### DATA RECORDS
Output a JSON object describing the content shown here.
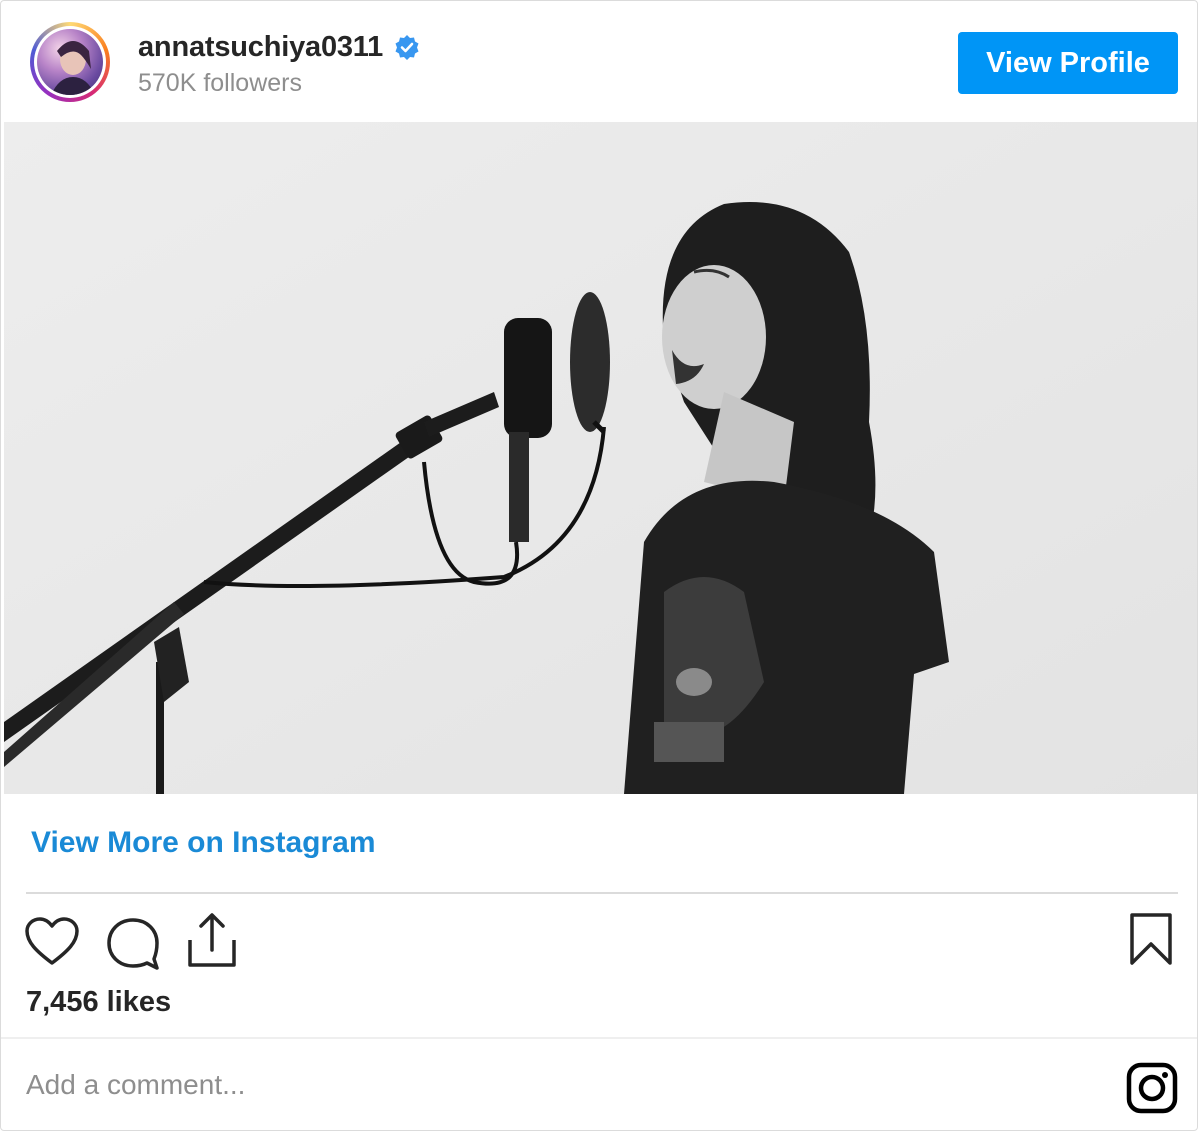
{
  "header": {
    "username": "annatsuchiya0311",
    "followers": "570K followers",
    "view_profile_label": "View Profile"
  },
  "media": {
    "description_icon": "photo"
  },
  "footer": {
    "view_more_label": "View More on Instagram",
    "likes": "7,456 likes",
    "comment_placeholder": "Add a comment..."
  },
  "icons": {
    "verified": "verified-badge-icon",
    "like": "heart-icon",
    "comment": "comment-icon",
    "share": "share-icon",
    "save": "bookmark-icon",
    "brand": "instagram-icon"
  },
  "colors": {
    "accent": "#0095f6",
    "link": "#1a8ad6",
    "muted": "#8e8e8e"
  }
}
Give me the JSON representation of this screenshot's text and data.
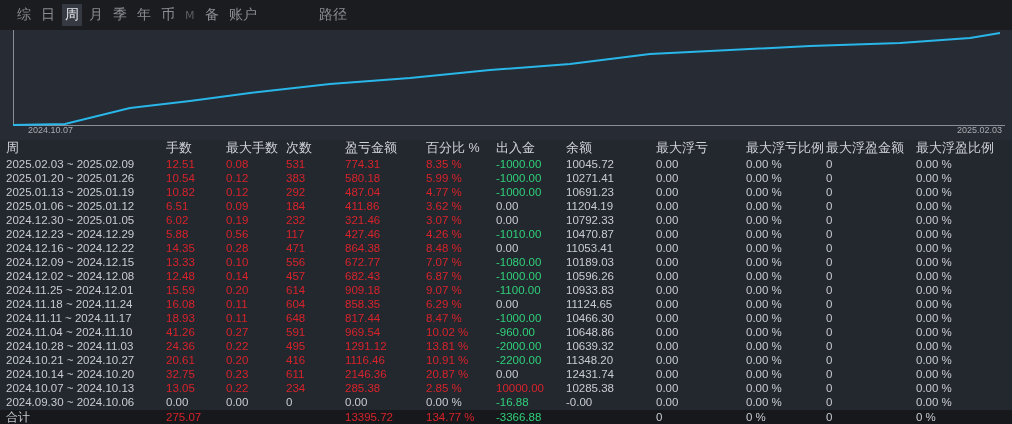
{
  "tabs": [
    {
      "label": "综",
      "selected": false,
      "disabled": false
    },
    {
      "label": "日",
      "selected": false,
      "disabled": false
    },
    {
      "label": "周",
      "selected": true,
      "disabled": false
    },
    {
      "label": "月",
      "selected": false,
      "disabled": false
    },
    {
      "label": "季",
      "selected": false,
      "disabled": false
    },
    {
      "label": "年",
      "selected": false,
      "disabled": false
    },
    {
      "label": "币",
      "selected": false,
      "disabled": false
    },
    {
      "label": "M",
      "selected": false,
      "disabled": true
    },
    {
      "label": "备",
      "selected": false,
      "disabled": false
    },
    {
      "label": "账户",
      "selected": false,
      "disabled": false
    },
    {
      "label": "路径",
      "selected": false,
      "disabled": false
    }
  ],
  "chart": {
    "start_label": "2024.10.07",
    "end_label": "2025.02.03"
  },
  "table": {
    "columns": [
      "周",
      "手数",
      "最大手数",
      "次数",
      "盈亏金额",
      "百分比 %",
      "出入金",
      "余额",
      "最大浮亏",
      "最大浮亏比例",
      "最大浮盈金额",
      "最大浮盈比例"
    ],
    "rows": [
      {
        "active": true,
        "withdrawal": true,
        "deposit": false,
        "cells": [
          "2025.02.03 ~ 2025.02.09",
          "12.51",
          "0.08",
          "531",
          "774.31",
          "8.35 %",
          "-1000.00",
          "10045.72",
          "0.00",
          "0.00 %",
          "0",
          "0.00 %"
        ]
      },
      {
        "active": true,
        "withdrawal": true,
        "deposit": false,
        "cells": [
          "2025.01.20 ~ 2025.01.26",
          "10.54",
          "0.12",
          "383",
          "580.18",
          "5.99 %",
          "-1000.00",
          "10271.41",
          "0.00",
          "0.00 %",
          "0",
          "0.00 %"
        ]
      },
      {
        "active": true,
        "withdrawal": true,
        "deposit": false,
        "cells": [
          "2025.01.13 ~ 2025.01.19",
          "10.82",
          "0.12",
          "292",
          "487.04",
          "4.77 %",
          "-1000.00",
          "10691.23",
          "0.00",
          "0.00 %",
          "0",
          "0.00 %"
        ]
      },
      {
        "active": true,
        "withdrawal": false,
        "deposit": false,
        "cells": [
          "2025.01.06 ~ 2025.01.12",
          "6.51",
          "0.09",
          "184",
          "411.86",
          "3.62 %",
          "0.00",
          "11204.19",
          "0.00",
          "0.00 %",
          "0",
          "0.00 %"
        ]
      },
      {
        "active": true,
        "withdrawal": false,
        "deposit": false,
        "cells": [
          "2024.12.30 ~ 2025.01.05",
          "6.02",
          "0.19",
          "232",
          "321.46",
          "3.07 %",
          "0.00",
          "10792.33",
          "0.00",
          "0.00 %",
          "0",
          "0.00 %"
        ]
      },
      {
        "active": true,
        "withdrawal": true,
        "deposit": false,
        "cells": [
          "2024.12.23 ~ 2024.12.29",
          "5.88",
          "0.56",
          "117",
          "427.46",
          "4.26 %",
          "-1010.00",
          "10470.87",
          "0.00",
          "0.00 %",
          "0",
          "0.00 %"
        ]
      },
      {
        "active": true,
        "withdrawal": false,
        "deposit": false,
        "cells": [
          "2024.12.16 ~ 2024.12.22",
          "14.35",
          "0.28",
          "471",
          "864.38",
          "8.48 %",
          "0.00",
          "11053.41",
          "0.00",
          "0.00 %",
          "0",
          "0.00 %"
        ]
      },
      {
        "active": true,
        "withdrawal": true,
        "deposit": false,
        "cells": [
          "2024.12.09 ~ 2024.12.15",
          "13.33",
          "0.10",
          "556",
          "672.77",
          "7.07 %",
          "-1080.00",
          "10189.03",
          "0.00",
          "0.00 %",
          "0",
          "0.00 %"
        ]
      },
      {
        "active": true,
        "withdrawal": true,
        "deposit": false,
        "cells": [
          "2024.12.02 ~ 2024.12.08",
          "12.48",
          "0.14",
          "457",
          "682.43",
          "6.87 %",
          "-1000.00",
          "10596.26",
          "0.00",
          "0.00 %",
          "0",
          "0.00 %"
        ]
      },
      {
        "active": true,
        "withdrawal": true,
        "deposit": false,
        "cells": [
          "2024.11.25 ~ 2024.12.01",
          "15.59",
          "0.20",
          "614",
          "909.18",
          "9.07 %",
          "-1100.00",
          "10933.83",
          "0.00",
          "0.00 %",
          "0",
          "0.00 %"
        ]
      },
      {
        "active": true,
        "withdrawal": false,
        "deposit": false,
        "cells": [
          "2024.11.18 ~ 2024.11.24",
          "16.08",
          "0.11",
          "604",
          "858.35",
          "6.29 %",
          "0.00",
          "11124.65",
          "0.00",
          "0.00 %",
          "0",
          "0.00 %"
        ]
      },
      {
        "active": true,
        "withdrawal": true,
        "deposit": false,
        "cells": [
          "2024.11.11 ~ 2024.11.17",
          "18.93",
          "0.11",
          "648",
          "817.44",
          "8.47 %",
          "-1000.00",
          "10466.30",
          "0.00",
          "0.00 %",
          "0",
          "0.00 %"
        ]
      },
      {
        "active": true,
        "withdrawal": true,
        "deposit": false,
        "cells": [
          "2024.11.04 ~ 2024.11.10",
          "41.26",
          "0.27",
          "591",
          "969.54",
          "10.02 %",
          "-960.00",
          "10648.86",
          "0.00",
          "0.00 %",
          "0",
          "0.00 %"
        ]
      },
      {
        "active": true,
        "withdrawal": true,
        "deposit": false,
        "cells": [
          "2024.10.28 ~ 2024.11.03",
          "24.36",
          "0.22",
          "495",
          "1291.12",
          "13.81 %",
          "-2000.00",
          "10639.32",
          "0.00",
          "0.00 %",
          "0",
          "0.00 %"
        ]
      },
      {
        "active": true,
        "withdrawal": true,
        "deposit": false,
        "cells": [
          "2024.10.21 ~ 2024.10.27",
          "20.61",
          "0.20",
          "416",
          "1116.46",
          "10.91 %",
          "-2200.00",
          "11348.20",
          "0.00",
          "0.00 %",
          "0",
          "0.00 %"
        ]
      },
      {
        "active": true,
        "withdrawal": false,
        "deposit": false,
        "cells": [
          "2024.10.14 ~ 2024.10.20",
          "32.75",
          "0.23",
          "611",
          "2146.36",
          "20.87 %",
          "0.00",
          "12431.74",
          "0.00",
          "0.00 %",
          "0",
          "0.00 %"
        ]
      },
      {
        "active": true,
        "withdrawal": false,
        "deposit": true,
        "cells": [
          "2024.10.07 ~ 2024.10.13",
          "13.05",
          "0.22",
          "234",
          "285.38",
          "2.85 %",
          "10000.00",
          "10285.38",
          "0.00",
          "0.00 %",
          "0",
          "0.00 %"
        ]
      },
      {
        "active": false,
        "withdrawal": true,
        "deposit": false,
        "cells": [
          "2024.09.30 ~ 2024.10.06",
          "0.00",
          "0.00",
          "0",
          "0.00",
          "0.00 %",
          "-16.88",
          "-0.00",
          "0.00",
          "0.00 %",
          "0",
          "0.00 %"
        ]
      }
    ],
    "total": {
      "active": true,
      "withdrawal": true,
      "deposit": false,
      "cells": [
        "合计",
        "275.07",
        "",
        "",
        "13395.72",
        "134.77 %",
        "-3366.88",
        "",
        "0",
        "0 %",
        "0",
        "0 %"
      ]
    }
  }
}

### GIVEN PROBLEM
Search the lines for "comment". Copy each line that has it.

### COMPLETE OUTPUT
    "comment_placeholder": "Add a comment..."
    "comment": "comment-icon",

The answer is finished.